WRITTEN TASK » Report all lines from the entries below in which "utraty" appears.

EXERCISE MATERIALS »

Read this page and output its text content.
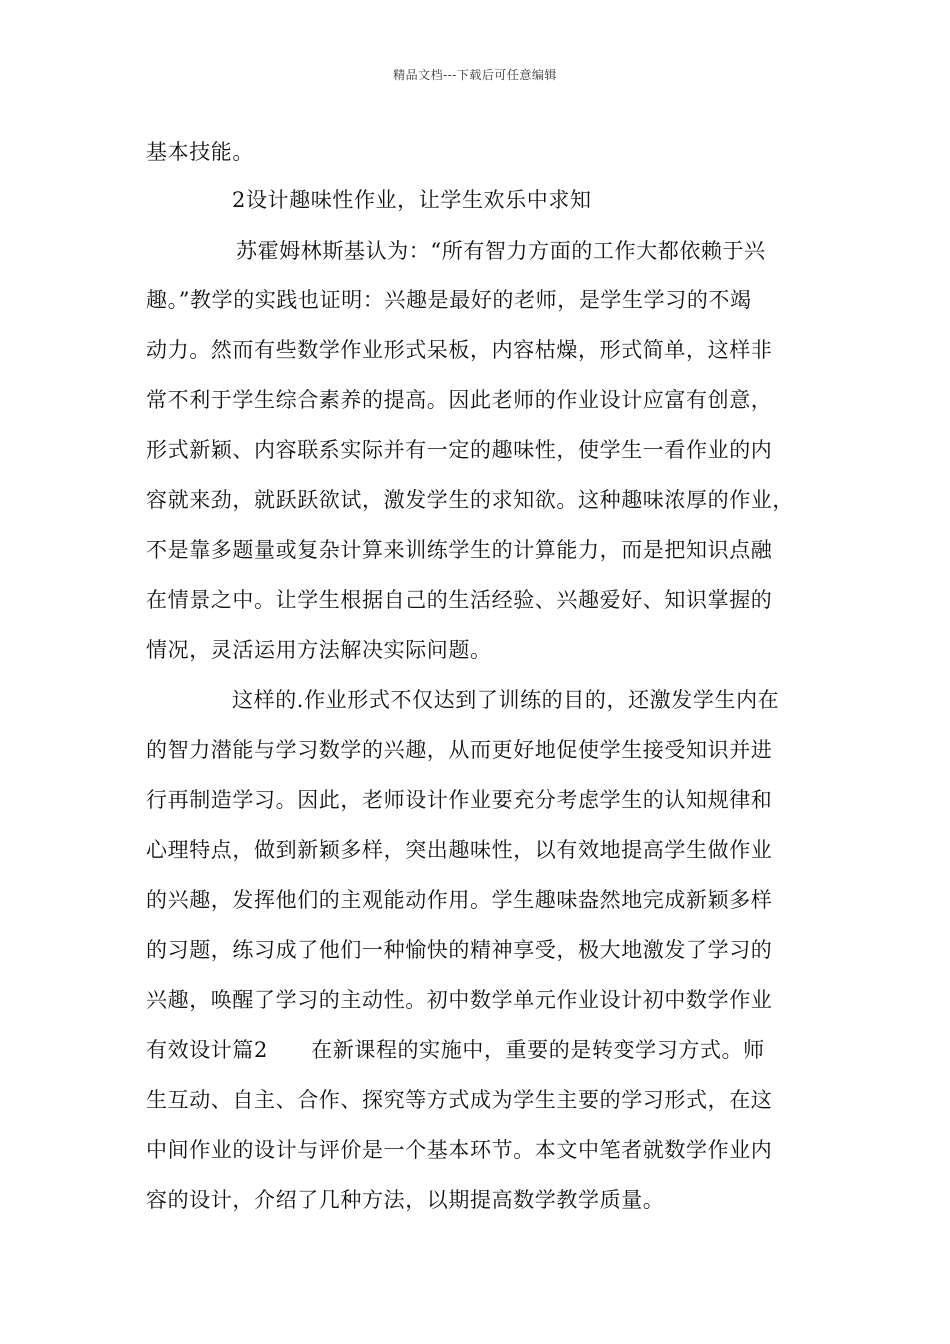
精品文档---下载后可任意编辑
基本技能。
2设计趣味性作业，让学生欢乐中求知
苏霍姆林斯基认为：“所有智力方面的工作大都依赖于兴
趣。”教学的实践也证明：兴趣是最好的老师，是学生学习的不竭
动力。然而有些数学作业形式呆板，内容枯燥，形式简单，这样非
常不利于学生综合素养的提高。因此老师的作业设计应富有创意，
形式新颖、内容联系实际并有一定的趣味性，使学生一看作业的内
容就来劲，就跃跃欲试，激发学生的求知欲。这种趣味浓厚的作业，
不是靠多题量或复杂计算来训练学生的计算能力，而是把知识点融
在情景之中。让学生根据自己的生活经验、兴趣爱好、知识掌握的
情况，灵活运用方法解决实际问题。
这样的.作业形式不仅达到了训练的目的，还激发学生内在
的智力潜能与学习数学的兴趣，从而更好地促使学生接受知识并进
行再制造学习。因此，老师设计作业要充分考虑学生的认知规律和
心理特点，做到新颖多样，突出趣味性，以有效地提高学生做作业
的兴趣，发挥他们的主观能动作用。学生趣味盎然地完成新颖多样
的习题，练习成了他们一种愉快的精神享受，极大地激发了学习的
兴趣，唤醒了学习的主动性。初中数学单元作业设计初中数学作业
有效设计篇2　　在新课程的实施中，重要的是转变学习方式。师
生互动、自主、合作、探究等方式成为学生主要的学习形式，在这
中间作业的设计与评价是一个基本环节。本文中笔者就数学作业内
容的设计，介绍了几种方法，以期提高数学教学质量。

---

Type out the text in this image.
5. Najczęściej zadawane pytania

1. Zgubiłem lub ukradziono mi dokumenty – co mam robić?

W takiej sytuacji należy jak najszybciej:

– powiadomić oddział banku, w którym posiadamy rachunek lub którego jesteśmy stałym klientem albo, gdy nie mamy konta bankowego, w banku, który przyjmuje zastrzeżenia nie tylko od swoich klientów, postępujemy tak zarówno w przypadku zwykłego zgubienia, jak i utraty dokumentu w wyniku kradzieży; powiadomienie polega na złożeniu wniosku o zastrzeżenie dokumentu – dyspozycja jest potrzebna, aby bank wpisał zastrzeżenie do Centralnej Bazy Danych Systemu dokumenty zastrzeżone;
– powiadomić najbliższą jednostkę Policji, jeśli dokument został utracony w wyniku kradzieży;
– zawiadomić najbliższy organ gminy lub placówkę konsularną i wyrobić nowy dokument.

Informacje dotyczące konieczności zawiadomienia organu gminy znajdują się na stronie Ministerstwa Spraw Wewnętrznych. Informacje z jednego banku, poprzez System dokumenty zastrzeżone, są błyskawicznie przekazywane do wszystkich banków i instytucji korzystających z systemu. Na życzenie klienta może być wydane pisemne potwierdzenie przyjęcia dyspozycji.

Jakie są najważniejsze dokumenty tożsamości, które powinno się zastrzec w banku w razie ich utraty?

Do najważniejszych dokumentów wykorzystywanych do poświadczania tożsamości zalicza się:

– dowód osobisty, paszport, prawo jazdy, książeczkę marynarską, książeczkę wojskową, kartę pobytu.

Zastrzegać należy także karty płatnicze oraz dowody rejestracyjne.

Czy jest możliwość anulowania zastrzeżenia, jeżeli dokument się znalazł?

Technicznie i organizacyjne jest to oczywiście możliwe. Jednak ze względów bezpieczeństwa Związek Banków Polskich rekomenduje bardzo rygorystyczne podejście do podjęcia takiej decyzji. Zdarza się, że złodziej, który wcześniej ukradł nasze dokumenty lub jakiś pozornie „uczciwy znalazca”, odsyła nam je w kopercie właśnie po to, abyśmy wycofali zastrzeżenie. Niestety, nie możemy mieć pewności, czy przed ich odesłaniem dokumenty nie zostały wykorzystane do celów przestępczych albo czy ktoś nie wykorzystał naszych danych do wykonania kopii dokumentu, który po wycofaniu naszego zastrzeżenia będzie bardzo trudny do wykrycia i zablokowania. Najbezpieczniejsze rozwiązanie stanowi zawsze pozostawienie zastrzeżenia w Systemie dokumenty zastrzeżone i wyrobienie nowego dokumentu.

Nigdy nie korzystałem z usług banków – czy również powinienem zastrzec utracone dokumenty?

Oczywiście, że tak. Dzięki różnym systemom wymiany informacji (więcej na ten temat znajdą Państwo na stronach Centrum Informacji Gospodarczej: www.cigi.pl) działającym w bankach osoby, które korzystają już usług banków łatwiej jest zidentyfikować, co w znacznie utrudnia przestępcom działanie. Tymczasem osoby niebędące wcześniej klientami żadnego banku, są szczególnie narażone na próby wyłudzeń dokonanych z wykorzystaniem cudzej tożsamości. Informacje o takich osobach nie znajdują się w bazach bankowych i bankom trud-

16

FINISHED EXERCISE »
– powiadomić oddział banku, w którym posiadamy rachunek lub którego jesteśmy stałym klientem albo, gdy nie mamy konta bankowego, w banku, który przyjmuje zastrzeżenia nie tylko od swoich klientów, postępujemy tak zarówno w przypadku zwykłego zgubienia, jak i utraty dokumentu w wyniku kradzieży; powiadomienie polega na złożeniu wniosku o zastrzeżenie dokumentu – dyspozycja jest potrzebna, aby bank wpisał zastrzeżenie do Centralnej Bazy Danych Systemu dokumenty zastrzeżone;
Jakie są najważniejsze dokumenty tożsamości, które powinno się zastrzec w banku w razie ich utraty?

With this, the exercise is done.